Supplied records.
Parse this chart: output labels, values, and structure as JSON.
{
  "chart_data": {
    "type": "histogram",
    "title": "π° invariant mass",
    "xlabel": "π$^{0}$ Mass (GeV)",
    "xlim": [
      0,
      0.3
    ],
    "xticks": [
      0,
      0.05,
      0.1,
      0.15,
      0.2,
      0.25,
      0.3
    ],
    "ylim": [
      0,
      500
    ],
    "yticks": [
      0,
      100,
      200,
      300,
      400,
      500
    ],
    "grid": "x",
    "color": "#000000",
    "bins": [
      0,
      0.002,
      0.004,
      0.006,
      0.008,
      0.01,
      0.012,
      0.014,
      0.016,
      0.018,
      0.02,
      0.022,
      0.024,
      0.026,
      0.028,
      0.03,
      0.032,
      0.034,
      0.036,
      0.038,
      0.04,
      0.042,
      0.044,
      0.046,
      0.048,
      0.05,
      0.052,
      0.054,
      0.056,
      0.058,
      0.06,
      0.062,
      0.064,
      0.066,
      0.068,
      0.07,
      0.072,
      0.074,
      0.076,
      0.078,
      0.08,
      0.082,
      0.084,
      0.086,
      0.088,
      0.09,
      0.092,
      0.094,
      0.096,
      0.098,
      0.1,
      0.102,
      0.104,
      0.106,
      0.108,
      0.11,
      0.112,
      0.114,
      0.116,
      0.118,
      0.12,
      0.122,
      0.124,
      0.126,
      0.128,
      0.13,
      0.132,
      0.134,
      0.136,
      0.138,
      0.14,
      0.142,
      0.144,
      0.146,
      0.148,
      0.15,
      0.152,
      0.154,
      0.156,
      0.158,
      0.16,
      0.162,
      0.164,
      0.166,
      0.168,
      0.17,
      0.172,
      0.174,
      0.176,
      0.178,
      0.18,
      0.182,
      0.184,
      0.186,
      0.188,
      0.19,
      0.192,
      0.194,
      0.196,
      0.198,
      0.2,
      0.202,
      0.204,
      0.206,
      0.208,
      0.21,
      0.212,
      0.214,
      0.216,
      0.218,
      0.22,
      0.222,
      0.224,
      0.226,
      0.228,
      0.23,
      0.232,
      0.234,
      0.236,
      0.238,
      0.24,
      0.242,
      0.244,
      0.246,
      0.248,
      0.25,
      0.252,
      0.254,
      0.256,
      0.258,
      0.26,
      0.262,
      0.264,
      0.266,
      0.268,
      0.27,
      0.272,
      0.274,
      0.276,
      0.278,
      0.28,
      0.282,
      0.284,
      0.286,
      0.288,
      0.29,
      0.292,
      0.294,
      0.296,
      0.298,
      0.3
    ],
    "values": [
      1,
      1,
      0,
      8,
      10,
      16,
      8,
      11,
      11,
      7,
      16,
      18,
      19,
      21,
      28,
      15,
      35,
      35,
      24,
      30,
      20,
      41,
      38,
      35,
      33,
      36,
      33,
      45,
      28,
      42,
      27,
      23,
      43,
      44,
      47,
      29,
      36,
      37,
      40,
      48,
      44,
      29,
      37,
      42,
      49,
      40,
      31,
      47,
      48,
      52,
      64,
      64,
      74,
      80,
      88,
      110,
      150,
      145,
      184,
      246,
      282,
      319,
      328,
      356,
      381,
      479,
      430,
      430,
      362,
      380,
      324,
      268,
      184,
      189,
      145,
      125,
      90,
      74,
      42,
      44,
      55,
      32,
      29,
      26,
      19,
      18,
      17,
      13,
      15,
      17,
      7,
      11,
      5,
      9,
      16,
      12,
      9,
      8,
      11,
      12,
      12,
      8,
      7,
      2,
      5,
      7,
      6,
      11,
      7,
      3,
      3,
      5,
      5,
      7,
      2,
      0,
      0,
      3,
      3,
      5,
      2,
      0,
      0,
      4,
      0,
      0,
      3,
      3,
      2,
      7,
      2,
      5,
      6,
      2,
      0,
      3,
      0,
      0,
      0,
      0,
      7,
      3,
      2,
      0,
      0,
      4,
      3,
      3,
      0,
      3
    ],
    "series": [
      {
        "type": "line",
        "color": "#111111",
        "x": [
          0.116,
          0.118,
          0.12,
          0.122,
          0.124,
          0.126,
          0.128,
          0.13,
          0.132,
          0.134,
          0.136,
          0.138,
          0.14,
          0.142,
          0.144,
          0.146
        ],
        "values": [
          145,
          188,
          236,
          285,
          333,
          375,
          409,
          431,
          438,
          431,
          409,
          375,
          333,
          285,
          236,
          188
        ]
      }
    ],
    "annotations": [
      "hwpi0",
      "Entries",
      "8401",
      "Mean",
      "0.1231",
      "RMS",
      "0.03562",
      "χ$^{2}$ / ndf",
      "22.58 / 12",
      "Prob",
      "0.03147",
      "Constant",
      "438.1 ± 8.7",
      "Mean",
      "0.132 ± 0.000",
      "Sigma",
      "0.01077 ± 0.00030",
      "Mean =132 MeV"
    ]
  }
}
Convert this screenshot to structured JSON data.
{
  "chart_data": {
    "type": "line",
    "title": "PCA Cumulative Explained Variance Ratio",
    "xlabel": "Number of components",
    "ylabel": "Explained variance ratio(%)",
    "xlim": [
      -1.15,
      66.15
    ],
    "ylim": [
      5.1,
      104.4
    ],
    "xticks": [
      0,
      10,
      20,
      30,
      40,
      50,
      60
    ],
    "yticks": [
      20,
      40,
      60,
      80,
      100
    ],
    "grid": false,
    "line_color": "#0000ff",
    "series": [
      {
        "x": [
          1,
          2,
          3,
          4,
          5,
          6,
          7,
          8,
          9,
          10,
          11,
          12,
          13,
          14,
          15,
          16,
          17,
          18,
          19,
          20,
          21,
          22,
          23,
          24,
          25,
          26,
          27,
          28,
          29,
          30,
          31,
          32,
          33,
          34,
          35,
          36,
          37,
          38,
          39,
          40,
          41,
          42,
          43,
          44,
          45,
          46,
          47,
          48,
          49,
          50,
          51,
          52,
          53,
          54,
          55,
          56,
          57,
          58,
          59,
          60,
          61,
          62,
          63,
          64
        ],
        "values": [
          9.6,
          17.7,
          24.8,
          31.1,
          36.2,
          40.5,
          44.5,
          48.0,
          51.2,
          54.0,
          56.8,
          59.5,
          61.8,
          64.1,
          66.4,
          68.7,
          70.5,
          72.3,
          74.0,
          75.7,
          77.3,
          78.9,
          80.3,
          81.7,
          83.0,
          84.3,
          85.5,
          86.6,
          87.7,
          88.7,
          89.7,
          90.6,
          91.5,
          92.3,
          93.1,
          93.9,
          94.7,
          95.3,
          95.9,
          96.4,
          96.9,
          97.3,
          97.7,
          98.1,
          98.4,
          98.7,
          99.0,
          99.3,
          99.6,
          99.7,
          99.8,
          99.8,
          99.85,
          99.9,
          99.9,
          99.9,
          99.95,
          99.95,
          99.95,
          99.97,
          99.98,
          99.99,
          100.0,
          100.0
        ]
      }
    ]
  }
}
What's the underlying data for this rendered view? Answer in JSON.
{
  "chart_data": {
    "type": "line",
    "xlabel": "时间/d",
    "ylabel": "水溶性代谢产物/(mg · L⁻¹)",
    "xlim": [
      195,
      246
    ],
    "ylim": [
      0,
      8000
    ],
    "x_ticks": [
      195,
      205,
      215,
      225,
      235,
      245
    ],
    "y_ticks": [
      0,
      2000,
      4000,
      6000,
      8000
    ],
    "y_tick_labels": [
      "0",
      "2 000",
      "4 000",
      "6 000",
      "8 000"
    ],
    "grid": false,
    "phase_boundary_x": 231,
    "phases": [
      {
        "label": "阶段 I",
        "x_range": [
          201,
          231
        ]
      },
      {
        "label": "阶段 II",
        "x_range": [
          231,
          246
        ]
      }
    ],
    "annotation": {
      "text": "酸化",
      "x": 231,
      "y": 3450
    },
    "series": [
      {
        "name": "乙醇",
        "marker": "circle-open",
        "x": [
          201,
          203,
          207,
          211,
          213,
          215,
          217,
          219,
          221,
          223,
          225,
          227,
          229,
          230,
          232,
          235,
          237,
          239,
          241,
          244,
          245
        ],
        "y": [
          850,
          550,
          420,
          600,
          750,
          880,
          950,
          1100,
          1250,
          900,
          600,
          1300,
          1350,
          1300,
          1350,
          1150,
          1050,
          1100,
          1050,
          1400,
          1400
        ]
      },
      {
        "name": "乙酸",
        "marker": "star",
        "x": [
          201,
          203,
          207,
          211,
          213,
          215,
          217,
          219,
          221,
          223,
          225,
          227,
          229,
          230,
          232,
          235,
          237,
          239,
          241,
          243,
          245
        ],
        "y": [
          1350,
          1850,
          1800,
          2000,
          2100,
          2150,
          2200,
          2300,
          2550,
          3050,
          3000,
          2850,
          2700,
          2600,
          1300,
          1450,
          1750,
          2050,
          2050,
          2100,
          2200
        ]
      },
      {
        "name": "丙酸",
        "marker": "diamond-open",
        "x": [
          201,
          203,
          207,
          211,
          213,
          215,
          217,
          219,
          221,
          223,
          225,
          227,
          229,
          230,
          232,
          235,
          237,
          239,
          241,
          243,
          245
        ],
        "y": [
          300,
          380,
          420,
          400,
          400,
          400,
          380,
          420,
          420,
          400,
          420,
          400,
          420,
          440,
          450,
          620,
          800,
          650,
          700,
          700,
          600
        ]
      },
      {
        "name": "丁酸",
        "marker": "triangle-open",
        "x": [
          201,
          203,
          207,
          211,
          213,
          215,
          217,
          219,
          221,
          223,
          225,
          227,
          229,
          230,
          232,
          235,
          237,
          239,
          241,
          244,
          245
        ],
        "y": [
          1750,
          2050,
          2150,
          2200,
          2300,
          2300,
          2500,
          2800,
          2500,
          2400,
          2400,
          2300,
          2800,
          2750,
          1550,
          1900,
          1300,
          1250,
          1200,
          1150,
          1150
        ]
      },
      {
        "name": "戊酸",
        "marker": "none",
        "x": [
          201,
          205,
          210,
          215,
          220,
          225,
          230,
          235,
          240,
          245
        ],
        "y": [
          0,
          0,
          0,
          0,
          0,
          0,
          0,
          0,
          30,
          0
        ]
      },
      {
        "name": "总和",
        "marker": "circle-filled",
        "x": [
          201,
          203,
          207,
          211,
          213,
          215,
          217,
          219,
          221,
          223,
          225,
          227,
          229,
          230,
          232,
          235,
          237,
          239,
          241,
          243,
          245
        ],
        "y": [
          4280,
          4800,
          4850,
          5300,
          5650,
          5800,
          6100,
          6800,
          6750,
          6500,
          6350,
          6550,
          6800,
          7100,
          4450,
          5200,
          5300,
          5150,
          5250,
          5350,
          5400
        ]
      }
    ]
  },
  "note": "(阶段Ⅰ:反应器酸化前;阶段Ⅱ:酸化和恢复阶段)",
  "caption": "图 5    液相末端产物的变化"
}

Task to carry out.
From the listing above, collect each line in which the string "marker" appears.

Reply to the task.
        "marker": "circle-open",
        "marker": "star",
        "marker": "diamond-open",
        "marker": "triangle-open",
        "marker": "none",
        "marker": "circle-filled",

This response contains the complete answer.